──────── Data provided

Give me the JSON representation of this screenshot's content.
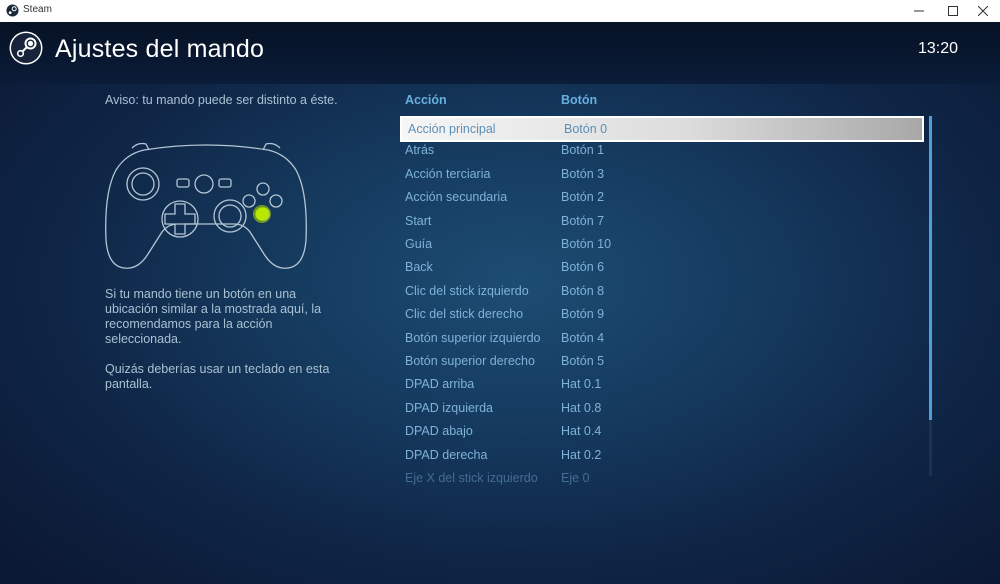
{
  "window": {
    "app_title": "Steam",
    "icons": [
      "steam-icon",
      "minimize-icon",
      "maximize-icon",
      "close-icon"
    ]
  },
  "header": {
    "title": "Ajustes del mando",
    "clock": "13:20"
  },
  "left": {
    "notice": "Aviso: tu mando puede ser distinto a éste.",
    "advice": "Si tu mando tiene un botón en una ubicación similar a la mostrada aquí, la recomendamos para la acción seleccionada.",
    "keyboard_hint": "Quizás deberías usar un teclado en esta pantalla.",
    "highlight_color": "#b6e800"
  },
  "table": {
    "headers": {
      "action": "Acción",
      "button": "Botón"
    },
    "rows": [
      {
        "action": "Acción principal",
        "button": "Botón 0"
      },
      {
        "action": "Atrás",
        "button": "Botón 1"
      },
      {
        "action": "Acción terciaria",
        "button": "Botón 3"
      },
      {
        "action": "Acción secundaria",
        "button": "Botón 2"
      },
      {
        "action": "Start",
        "button": "Botón 7"
      },
      {
        "action": "Guía",
        "button": "Botón 10"
      },
      {
        "action": "Back",
        "button": "Botón 6"
      },
      {
        "action": "Clic del stick izquierdo",
        "button": "Botón 8"
      },
      {
        "action": "Clic del stick derecho",
        "button": "Botón 9"
      },
      {
        "action": "Botón superior izquierdo",
        "button": "Botón 4"
      },
      {
        "action": "Botón superior derecho",
        "button": "Botón 5"
      },
      {
        "action": "DPAD arriba",
        "button": "Hat 0.1"
      },
      {
        "action": "DPAD izquierda",
        "button": "Hat 0.8"
      },
      {
        "action": "DPAD abajo",
        "button": "Hat 0.4"
      },
      {
        "action": "DPAD derecha",
        "button": "Hat 0.2"
      },
      {
        "action": "Eje X del stick izquierdo",
        "button": "Eje 0"
      }
    ],
    "selected_index": 0
  },
  "colors": {
    "accent": "#67aee0",
    "text": "#7fb2d9",
    "scroll": "#4f9fe0"
  }
}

────────────────

## [Problem to work on]
The data above should be repeated exactly, minus any pictures.

## [The completed task]
Give me the JSON representation of this screenshot's content.
{
  "window": {
    "app_title": "Steam",
    "icons": [
      "steam-icon",
      "minimize-icon",
      "maximize-icon",
      "close-icon"
    ]
  },
  "header": {
    "title": "Ajustes del mando",
    "clock": "13:20"
  },
  "left": {
    "notice": "Aviso: tu mando puede ser distinto a éste.",
    "advice": "Si tu mando tiene un botón en una ubicación similar a la mostrada aquí, la recomendamos para la acción seleccionada.",
    "keyboard_hint": "Quizás deberías usar un teclado en esta pantalla.",
    "highlight_color": "#b6e800"
  },
  "table": {
    "headers": {
      "action": "Acción",
      "button": "Botón"
    },
    "rows": [
      {
        "action": "Acción principal",
        "button": "Botón 0"
      },
      {
        "action": "Atrás",
        "button": "Botón 1"
      },
      {
        "action": "Acción terciaria",
        "button": "Botón 3"
      },
      {
        "action": "Acción secundaria",
        "button": "Botón 2"
      },
      {
        "action": "Start",
        "button": "Botón 7"
      },
      {
        "action": "Guía",
        "button": "Botón 10"
      },
      {
        "action": "Back",
        "button": "Botón 6"
      },
      {
        "action": "Clic del stick izquierdo",
        "button": "Botón 8"
      },
      {
        "action": "Clic del stick derecho",
        "button": "Botón 9"
      },
      {
        "action": "Botón superior izquierdo",
        "button": "Botón 4"
      },
      {
        "action": "Botón superior derecho",
        "button": "Botón 5"
      },
      {
        "action": "DPAD arriba",
        "button": "Hat 0.1"
      },
      {
        "action": "DPAD izquierda",
        "button": "Hat 0.8"
      },
      {
        "action": "DPAD abajo",
        "button": "Hat 0.4"
      },
      {
        "action": "DPAD derecha",
        "button": "Hat 0.2"
      },
      {
        "action": "Eje X del stick izquierdo",
        "button": "Eje 0"
      }
    ],
    "selected_index": 0
  },
  "colors": {
    "accent": "#67aee0",
    "text": "#7fb2d9",
    "scroll": "#4f9fe0"
  }
}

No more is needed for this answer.